▶ **Collection entries**:
★ ★ ★ ★ ★ ★ ★

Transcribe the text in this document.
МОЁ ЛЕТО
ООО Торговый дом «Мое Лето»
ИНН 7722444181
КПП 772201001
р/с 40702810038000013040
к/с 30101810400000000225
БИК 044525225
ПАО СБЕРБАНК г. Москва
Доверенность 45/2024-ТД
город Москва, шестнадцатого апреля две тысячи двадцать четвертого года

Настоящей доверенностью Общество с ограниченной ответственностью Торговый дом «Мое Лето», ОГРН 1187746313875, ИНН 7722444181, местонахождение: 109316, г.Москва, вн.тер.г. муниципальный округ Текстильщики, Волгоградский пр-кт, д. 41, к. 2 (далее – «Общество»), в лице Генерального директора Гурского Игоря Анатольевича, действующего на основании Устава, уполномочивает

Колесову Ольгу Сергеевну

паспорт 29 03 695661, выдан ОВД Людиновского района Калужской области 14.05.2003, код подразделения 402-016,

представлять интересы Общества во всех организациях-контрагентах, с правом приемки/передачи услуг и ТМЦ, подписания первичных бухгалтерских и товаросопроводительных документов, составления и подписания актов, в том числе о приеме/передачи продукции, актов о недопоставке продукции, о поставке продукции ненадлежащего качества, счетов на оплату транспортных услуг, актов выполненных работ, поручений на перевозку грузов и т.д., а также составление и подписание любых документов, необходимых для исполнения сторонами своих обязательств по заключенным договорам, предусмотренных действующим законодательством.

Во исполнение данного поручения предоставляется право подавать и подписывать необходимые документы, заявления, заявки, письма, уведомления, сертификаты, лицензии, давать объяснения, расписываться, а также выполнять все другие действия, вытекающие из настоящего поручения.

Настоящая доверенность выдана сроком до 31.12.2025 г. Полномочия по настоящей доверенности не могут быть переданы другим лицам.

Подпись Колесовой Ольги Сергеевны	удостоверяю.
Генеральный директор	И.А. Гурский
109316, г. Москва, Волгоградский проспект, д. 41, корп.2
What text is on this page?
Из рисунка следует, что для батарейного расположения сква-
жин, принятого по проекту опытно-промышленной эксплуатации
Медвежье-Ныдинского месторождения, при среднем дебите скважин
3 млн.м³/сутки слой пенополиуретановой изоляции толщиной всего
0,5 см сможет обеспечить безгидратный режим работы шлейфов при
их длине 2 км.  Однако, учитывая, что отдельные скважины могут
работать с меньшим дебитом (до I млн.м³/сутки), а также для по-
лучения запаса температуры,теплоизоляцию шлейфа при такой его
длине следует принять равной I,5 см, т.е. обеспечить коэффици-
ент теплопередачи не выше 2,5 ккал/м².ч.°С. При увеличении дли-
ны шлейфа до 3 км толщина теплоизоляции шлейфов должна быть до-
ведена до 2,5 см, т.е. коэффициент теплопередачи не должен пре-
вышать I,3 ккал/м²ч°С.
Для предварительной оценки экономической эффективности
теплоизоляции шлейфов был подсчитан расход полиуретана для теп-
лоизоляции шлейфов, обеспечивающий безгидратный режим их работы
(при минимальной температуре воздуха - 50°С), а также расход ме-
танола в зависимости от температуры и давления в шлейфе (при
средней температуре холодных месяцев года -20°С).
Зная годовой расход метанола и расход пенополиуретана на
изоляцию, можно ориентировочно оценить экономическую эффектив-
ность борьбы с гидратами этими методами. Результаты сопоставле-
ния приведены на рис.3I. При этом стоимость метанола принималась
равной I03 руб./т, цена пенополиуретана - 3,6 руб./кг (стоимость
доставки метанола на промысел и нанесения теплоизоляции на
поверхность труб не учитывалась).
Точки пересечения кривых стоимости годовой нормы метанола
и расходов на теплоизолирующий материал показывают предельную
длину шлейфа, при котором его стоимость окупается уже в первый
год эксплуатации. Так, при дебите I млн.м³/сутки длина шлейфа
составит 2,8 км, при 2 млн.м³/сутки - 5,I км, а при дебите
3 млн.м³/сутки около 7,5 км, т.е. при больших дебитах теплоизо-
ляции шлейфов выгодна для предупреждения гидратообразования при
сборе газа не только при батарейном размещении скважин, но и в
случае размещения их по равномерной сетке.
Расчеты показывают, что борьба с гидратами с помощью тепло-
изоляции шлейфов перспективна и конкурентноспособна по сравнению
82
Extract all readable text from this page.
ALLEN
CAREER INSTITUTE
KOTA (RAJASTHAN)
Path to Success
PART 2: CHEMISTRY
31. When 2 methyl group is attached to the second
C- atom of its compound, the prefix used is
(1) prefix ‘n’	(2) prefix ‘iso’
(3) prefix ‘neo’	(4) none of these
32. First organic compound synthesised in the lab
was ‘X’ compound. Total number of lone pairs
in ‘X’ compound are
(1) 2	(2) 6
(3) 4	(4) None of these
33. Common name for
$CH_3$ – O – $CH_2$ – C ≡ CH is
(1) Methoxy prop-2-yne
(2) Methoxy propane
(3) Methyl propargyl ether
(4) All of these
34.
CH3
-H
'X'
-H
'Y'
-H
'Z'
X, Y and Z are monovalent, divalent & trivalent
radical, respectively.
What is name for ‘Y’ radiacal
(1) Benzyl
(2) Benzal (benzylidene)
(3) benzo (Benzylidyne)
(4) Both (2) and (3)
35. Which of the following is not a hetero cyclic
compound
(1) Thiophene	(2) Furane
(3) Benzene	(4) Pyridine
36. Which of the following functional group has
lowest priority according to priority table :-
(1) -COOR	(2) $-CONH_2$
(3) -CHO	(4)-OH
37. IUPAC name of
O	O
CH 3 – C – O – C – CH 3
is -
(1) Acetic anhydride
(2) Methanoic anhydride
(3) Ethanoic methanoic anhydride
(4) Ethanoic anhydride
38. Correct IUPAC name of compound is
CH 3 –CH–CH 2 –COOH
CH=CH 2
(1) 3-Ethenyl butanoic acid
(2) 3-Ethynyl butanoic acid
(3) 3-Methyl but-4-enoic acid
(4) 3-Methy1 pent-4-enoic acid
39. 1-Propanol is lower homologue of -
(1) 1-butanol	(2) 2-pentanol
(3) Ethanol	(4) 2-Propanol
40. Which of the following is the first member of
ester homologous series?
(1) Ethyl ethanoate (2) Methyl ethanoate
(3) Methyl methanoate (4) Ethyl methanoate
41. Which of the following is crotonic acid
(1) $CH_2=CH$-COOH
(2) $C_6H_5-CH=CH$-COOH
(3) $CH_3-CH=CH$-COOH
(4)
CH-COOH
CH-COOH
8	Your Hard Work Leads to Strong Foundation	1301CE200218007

★ ★ ★ ★ ★ ★ ★

▶ **WRITTEN INSTRUCTION**:
Retype the material in full. Each word must match.

▶ **RESPONSE TO THE TASK**:
Transcribe the text in this document.
МОЁ ЛЕТО
ООО Торговый дом «Мое Лето»
ИНН 7722444181
КПП 772201001
р/с 40702810038000013040
к/с 30101810400000000225
БИК 044525225
ПАО СБЕРБАНК г. Москва
Доверенность 45/2024-ТД
город Москва, шестнадцатого апреля две тысячи двадцать четвертого года

Настоящей доверенностью Общество с ограниченной ответственностью Торговый дом «Мое Лето», ОГРН 1187746313875, ИНН 7722444181, местонахождение: 109316, г.Москва, вн.тер.г. муниципальный округ Текстильщики, Волгоградский пр-кт, д. 41, к. 2 (далее – «Общество»), в лице Генерального директора Гурского Игоря Анатольевича, действующего на основании Устава, уполномочивает

Колесову Ольгу Сергеевну

паспорт 29 03 695661, выдан ОВД Людиновского района Калужской области 14.05.2003, код подразделения 402-016,

представлять интересы Общества во всех организациях-контрагентах, с правом приемки/передачи услуг и ТМЦ, подписания первичных бухгалтерских и товаросопроводительных документов, составления и подписания актов, в том числе о приеме/передачи продукции, актов о недопоставке продукции, о поставке продукции ненадлежащего качества, счетов на оплату транспортных услуг, актов выполненных работ, поручений на перевозку грузов и т.д., а также составление и подписание любых документов, необходимых для исполнения сторонами своих обязательств по заключенным договорам, предусмотренных действующим законодательством.

Во исполнение данного поручения предоставляется право подавать и подписывать необходимые документы, заявления, заявки, письма, уведомления, сертификаты, лицензии, давать объяснения, расписываться, а также выполнять все другие действия, вытекающие из настоящего поручения.

Настоящая доверенность выдана сроком до 31.12.2025 г. Полномочия по настоящей доверенности не могут быть переданы другим лицам.

Подпись Колесовой Ольги Сергеевны	удостоверяю.
Генеральный директор	И.А. Гурский
109316, г. Москва, Волгоградский проспект, д. 41, корп.2
What text is on this page?
Из рисунка следует, что для батарейного расположения сква-
жин, принятого по проекту опытно-промышленной эксплуатации
Медвежье-Ныдинского месторождения, при среднем дебите скважин
3 млн.м³/сутки слой пенополиуретановой изоляции толщиной всего
0,5 см сможет обеспечить безгидратный режим работы шлейфов при
их длине 2 км.  Однако, учитывая, что отдельные скважины могут
работать с меньшим дебитом (до I млн.м³/сутки), а также для по-
лучения запаса температуры,теплоизоляцию шлейфа при такой его
длине следует принять равной I,5 см, т.е. обеспечить коэффици-
ент теплопередачи не выше 2,5 ккал/м².ч.°С. При увеличении дли-
ны шлейфа до 3 км толщина теплоизоляции шлейфов должна быть до-
ведена до 2,5 см, т.е. коэффициент теплопередачи не должен пре-
вышать I,3 ккал/м²ч°С.
Для предварительной оценки экономической эффективности
теплоизоляции шлейфов был подсчитан расход полиуретана для теп-
лоизоляции шлейфов, обеспечивающий безгидратный режим их работы
(при минимальной температуре воздуха - 50°С), а также расход ме-
танола в зависимости от температуры и давления в шлейфе (при
средней температуре холодных месяцев года -20°С).
Зная годовой расход метанола и расход пенополиуретана на
изоляцию, можно ориентировочно оценить экономическую эффектив-
ность борьбы с гидратами этими методами. Результаты сопоставле-
ния приведены на рис.3I. При этом стоимость метанола принималась
равной I03 руб./т, цена пенополиуретана - 3,6 руб./кг (стоимость
доставки метанола на промысел и нанесения теплоизоляции на
поверхность труб не учитывалась).
Точки пересечения кривых стоимости годовой нормы метанола
и расходов на теплоизолирующий материал показывают предельную
длину шлейфа, при котором его стоимость окупается уже в первый
год эксплуатации. Так, при дебите I млн.м³/сутки длина шлейфа
составит 2,8 км, при 2 млн.м³/сутки - 5,I км, а при дебите
3 млн.м³/сутки около 7,5 км, т.е. при больших дебитах теплоизо-
ляции шлейфов выгодна для предупреждения гидратообразования при
сборе газа не только при батарейном размещении скважин, но и в
случае размещения их по равномерной сетке.
Расчеты показывают, что борьба с гидратами с помощью тепло-
изоляции шлейфов перспективна и конкурентноспособна по сравнению
82
Extract all readable text from this page.
ALLEN
CAREER INSTITUTE
KOTA (RAJASTHAN)
Path to Success
PART 2: CHEMISTRY
31. When 2 methyl group is attached to the second
C- atom of its compound, the prefix used is
(1) prefix ‘n’	(2) prefix ‘iso’
(3) prefix ‘neo’	(4) none of these
32. First organic compound synthesised in the lab
was ‘X’ compound. Total number of lone pairs
in ‘X’ compound are
(1) 2	(2) 6
(3) 4	(4) None of these
33. Common name for
$CH_3$ – O – $CH_2$ – C ≡ CH is
(1) Methoxy prop-2-yne
(2) Methoxy propane
(3) Methyl propargyl ether
(4) All of these
34.
CH3
-H
'X'
-H
'Y'
-H
'Z'
X, Y and Z are monovalent, divalent & trivalent
radical, respectively.
What is name for ‘Y’ radiacal
(1) Benzyl
(2) Benzal (benzylidene)
(3) benzo (Benzylidyne)
(4) Both (2) and (3)
35. Which of the following is not a hetero cyclic
compound
(1) Thiophene	(2) Furane
(3) Benzene	(4) Pyridine
36. Which of the following functional group has
lowest priority according to priority table :-
(1) -COOR	(2) $-CONH_2$
(3) -CHO	(4)-OH
37. IUPAC name of
O	O
CH 3 – C – O – C – CH 3
is -
(1) Acetic anhydride
(2) Methanoic anhydride
(3) Ethanoic methanoic anhydride
(4) Ethanoic anhydride
38. Correct IUPAC name of compound is
CH 3 –CH–CH 2 –COOH
CH=CH 2
(1) 3-Ethenyl butanoic acid
(2) 3-Ethynyl butanoic acid
(3) 3-Methyl but-4-enoic acid
(4) 3-Methy1 pent-4-enoic acid
39. 1-Propanol is lower homologue of -
(1) 1-butanol	(2) 2-pentanol
(3) Ethanol	(4) 2-Propanol
40. Which of the following is the first member of
ester homologous series?
(1) Ethyl ethanoate (2) Methyl ethanoate
(3) Methyl methanoate (4) Ethyl methanoate
41. Which of the following is crotonic acid
(1) $CH_2=CH$-COOH
(2) $C_6H_5-CH=CH$-COOH
(3) $CH_3-CH=CH$-COOH
(4)
CH-COOH
CH-COOH
8	Your Hard Work Leads to Strong Foundation	1301CE200218007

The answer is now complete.